**REQUIRED WORK**
Copy the lines below without changes, starting at the line that contains "Extract all elements" and running through the line that contains "cell-status: Đang sử dụng (1675, 297, 1758, 312)", and leave the pictures out.
[GIVEN DATA start]
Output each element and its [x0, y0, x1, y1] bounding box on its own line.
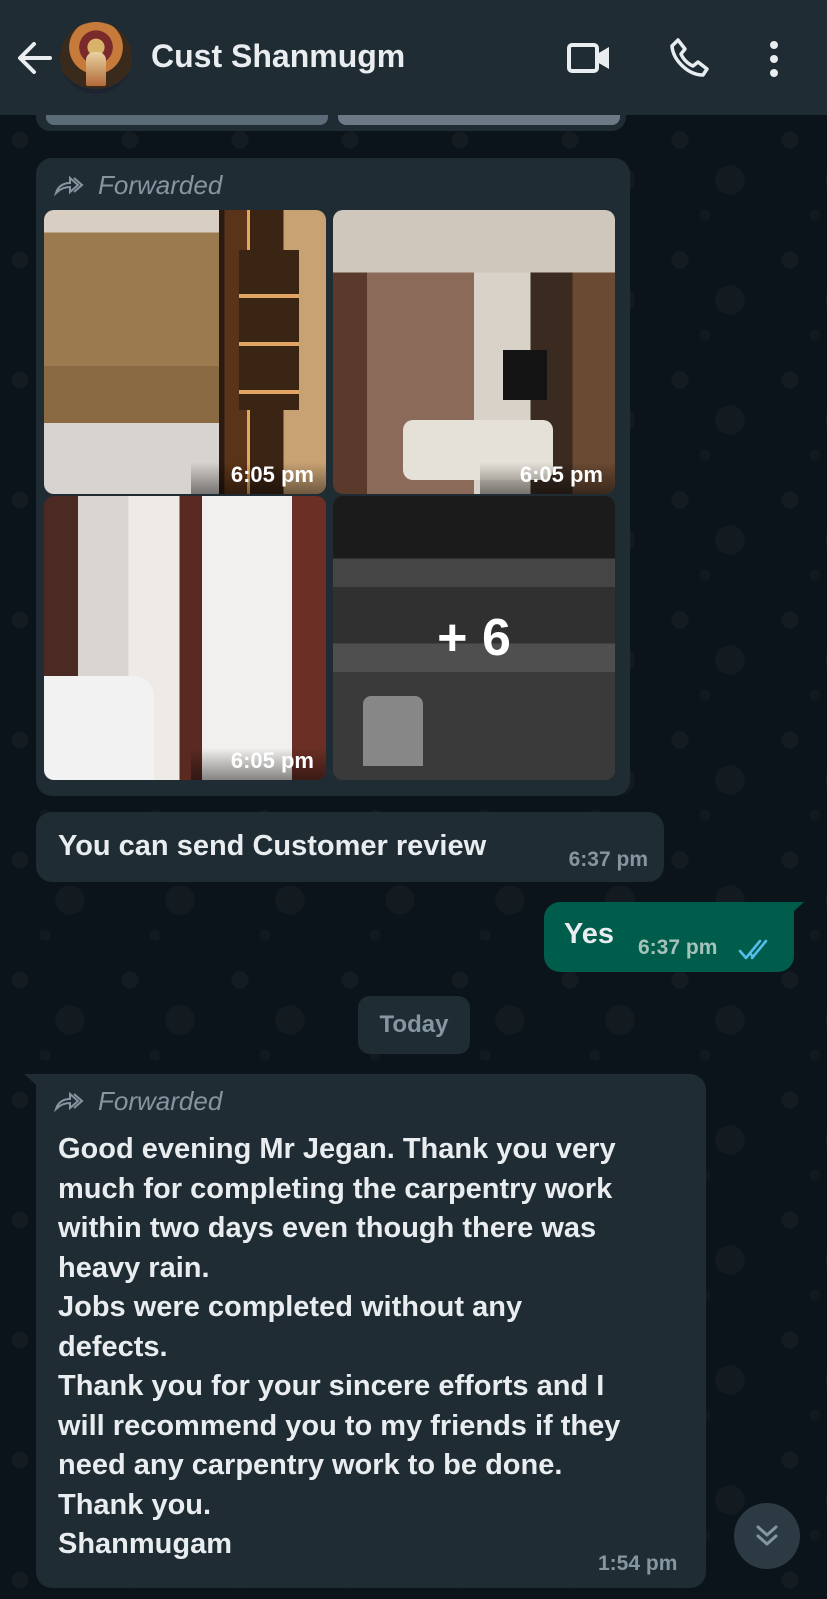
[GIVEN DATA end]
[GIVEN DATA start]
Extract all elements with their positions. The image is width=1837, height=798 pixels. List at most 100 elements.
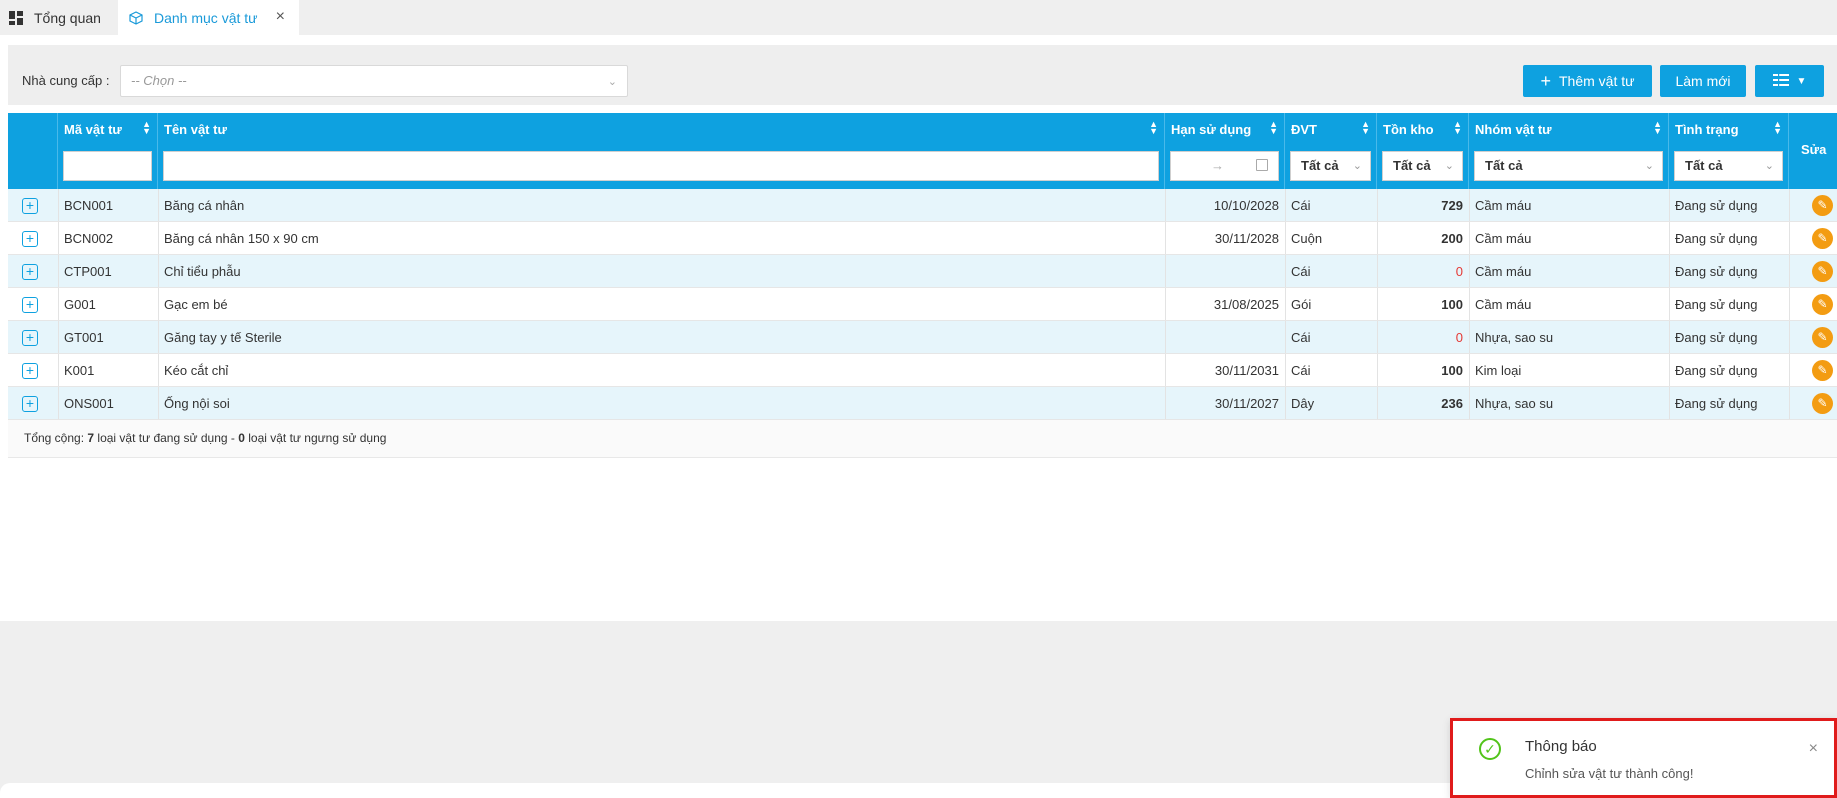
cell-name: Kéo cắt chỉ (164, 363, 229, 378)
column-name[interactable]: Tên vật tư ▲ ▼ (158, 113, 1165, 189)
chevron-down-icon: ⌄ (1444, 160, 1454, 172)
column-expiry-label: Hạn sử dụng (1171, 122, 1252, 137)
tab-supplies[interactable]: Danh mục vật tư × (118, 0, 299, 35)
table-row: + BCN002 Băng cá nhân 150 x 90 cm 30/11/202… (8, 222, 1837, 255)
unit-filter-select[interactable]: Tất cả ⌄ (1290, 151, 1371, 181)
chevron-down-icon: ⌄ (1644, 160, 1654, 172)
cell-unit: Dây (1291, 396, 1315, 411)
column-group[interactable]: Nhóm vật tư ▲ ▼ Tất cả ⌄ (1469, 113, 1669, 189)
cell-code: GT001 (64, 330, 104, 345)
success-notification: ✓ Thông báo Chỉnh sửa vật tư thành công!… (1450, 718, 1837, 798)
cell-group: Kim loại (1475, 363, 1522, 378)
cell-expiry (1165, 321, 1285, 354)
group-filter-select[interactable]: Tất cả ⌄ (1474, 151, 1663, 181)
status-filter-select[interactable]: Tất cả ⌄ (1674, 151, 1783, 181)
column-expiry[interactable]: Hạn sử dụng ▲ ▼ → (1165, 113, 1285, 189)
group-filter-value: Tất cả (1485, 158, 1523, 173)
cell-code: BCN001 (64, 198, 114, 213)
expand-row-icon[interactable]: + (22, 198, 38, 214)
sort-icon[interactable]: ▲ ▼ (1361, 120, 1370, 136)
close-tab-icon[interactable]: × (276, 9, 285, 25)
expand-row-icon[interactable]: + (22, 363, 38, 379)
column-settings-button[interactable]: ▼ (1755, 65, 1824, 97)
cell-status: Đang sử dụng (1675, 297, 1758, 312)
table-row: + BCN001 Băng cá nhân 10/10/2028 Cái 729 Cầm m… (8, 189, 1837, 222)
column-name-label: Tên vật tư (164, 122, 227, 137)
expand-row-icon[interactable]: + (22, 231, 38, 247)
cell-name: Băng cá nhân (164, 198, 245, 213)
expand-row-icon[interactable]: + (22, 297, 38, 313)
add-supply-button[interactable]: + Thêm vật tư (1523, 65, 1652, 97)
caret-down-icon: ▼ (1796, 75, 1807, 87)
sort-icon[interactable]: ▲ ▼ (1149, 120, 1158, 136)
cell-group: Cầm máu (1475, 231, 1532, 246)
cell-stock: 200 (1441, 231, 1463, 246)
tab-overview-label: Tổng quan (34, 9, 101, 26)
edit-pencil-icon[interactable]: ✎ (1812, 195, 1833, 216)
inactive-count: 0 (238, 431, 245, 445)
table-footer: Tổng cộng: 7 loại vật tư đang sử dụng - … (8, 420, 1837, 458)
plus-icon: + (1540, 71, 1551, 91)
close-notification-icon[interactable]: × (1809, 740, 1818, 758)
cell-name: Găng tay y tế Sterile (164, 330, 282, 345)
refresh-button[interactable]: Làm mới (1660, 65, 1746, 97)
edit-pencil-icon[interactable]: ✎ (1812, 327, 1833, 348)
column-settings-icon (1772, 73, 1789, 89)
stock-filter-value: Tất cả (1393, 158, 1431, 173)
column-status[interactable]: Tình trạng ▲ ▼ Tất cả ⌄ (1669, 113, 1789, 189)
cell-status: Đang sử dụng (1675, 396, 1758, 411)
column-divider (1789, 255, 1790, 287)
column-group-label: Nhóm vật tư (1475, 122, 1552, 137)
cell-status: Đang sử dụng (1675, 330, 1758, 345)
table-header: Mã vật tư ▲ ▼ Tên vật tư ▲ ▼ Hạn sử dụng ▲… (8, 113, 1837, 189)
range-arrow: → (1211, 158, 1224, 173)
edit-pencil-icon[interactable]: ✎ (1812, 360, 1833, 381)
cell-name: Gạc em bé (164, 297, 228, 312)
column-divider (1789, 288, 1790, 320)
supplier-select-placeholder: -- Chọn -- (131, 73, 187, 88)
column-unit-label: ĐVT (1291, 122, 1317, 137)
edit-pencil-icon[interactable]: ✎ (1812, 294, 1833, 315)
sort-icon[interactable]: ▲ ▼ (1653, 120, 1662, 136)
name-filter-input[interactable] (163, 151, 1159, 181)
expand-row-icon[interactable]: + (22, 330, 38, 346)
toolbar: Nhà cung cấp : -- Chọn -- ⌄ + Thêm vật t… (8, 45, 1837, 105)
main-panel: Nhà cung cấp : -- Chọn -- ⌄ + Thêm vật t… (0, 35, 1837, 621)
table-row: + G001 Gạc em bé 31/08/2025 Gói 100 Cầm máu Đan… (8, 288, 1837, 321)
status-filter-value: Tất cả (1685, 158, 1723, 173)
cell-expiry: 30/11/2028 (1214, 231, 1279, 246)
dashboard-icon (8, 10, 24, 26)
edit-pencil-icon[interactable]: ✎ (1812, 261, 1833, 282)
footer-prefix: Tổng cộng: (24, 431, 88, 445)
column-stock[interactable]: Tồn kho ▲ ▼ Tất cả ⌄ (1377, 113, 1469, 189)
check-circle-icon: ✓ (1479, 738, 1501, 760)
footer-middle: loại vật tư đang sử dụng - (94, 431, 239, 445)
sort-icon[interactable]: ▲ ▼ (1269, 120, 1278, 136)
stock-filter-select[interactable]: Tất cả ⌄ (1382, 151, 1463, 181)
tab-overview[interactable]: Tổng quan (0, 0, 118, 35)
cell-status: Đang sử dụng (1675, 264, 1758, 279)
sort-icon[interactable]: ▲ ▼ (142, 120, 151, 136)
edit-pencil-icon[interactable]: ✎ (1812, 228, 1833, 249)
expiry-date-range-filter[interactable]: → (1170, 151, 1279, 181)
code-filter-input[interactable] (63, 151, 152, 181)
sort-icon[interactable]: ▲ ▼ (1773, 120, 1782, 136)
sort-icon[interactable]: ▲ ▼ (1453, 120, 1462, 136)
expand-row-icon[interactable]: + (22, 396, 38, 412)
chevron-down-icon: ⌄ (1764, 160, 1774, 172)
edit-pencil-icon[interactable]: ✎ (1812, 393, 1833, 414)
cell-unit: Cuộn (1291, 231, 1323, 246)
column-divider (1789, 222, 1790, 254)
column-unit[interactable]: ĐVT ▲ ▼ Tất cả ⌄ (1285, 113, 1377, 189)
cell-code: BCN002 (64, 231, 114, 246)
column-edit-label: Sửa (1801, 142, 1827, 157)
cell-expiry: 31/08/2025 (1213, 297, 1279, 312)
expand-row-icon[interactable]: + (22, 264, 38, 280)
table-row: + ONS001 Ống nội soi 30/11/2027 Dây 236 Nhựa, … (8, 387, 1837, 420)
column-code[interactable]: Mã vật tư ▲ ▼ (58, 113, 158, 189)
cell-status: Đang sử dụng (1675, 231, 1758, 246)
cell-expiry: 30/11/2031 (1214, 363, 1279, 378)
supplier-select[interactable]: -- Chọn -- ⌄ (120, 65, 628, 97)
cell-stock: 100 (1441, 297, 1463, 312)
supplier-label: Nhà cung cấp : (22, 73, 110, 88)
[GIVEN DATA end]
**REPLY TO THE TASK**
Extract all elements with their positions. The image is width=1837, height=798 pixels. List at most 100 elements.
cell-name: Kéo cắt chỉ (164, 363, 229, 378)
column-name[interactable]: Tên vật tư ▲ ▼ (158, 113, 1165, 189)
chevron-down-icon: ⌄ (1444, 160, 1454, 172)
column-expiry-label: Hạn sử dụng (1171, 122, 1252, 137)
tab-supplies[interactable]: Danh mục vật tư × (118, 0, 299, 35)
table-row: + BCN002 Băng cá nhân 150 x 90 cm 30/11/202… (8, 222, 1837, 255)
unit-filter-select[interactable]: Tất cả ⌄ (1290, 151, 1371, 181)
chevron-down-icon: ⌄ (1644, 160, 1654, 172)
cell-unit: Dây (1291, 396, 1315, 411)
column-group[interactable]: Nhóm vật tư ▲ ▼ Tất cả ⌄ (1469, 113, 1669, 189)
cell-code: GT001 (64, 330, 104, 345)
success-notification: ✓ Thông báo Chỉnh sửa vật tư thành công!… (1450, 718, 1837, 798)
cell-group: Kim loại (1475, 363, 1522, 378)
cell-expiry (1165, 321, 1285, 354)
group-filter-select[interactable]: Tất cả ⌄ (1474, 151, 1663, 181)
status-filter-select[interactable]: Tất cả ⌄ (1674, 151, 1783, 181)
column-expiry[interactable]: Hạn sử dụng ▲ ▼ → (1165, 113, 1285, 189)
group-filter-value: Tất cả (1485, 158, 1523, 173)
cell-code: BCN001 (64, 198, 114, 213)
expand-row-icon[interactable]: + (22, 198, 38, 214)
sort-icon[interactable]: ▲ ▼ (1361, 120, 1370, 136)
close-tab-icon[interactable]: × (276, 9, 285, 25)
expand-row-icon[interactable]: + (22, 363, 38, 379)
column-settings-button[interactable]: ▼ (1755, 65, 1824, 97)
cell-status: Đang sử dụng (1675, 297, 1758, 312)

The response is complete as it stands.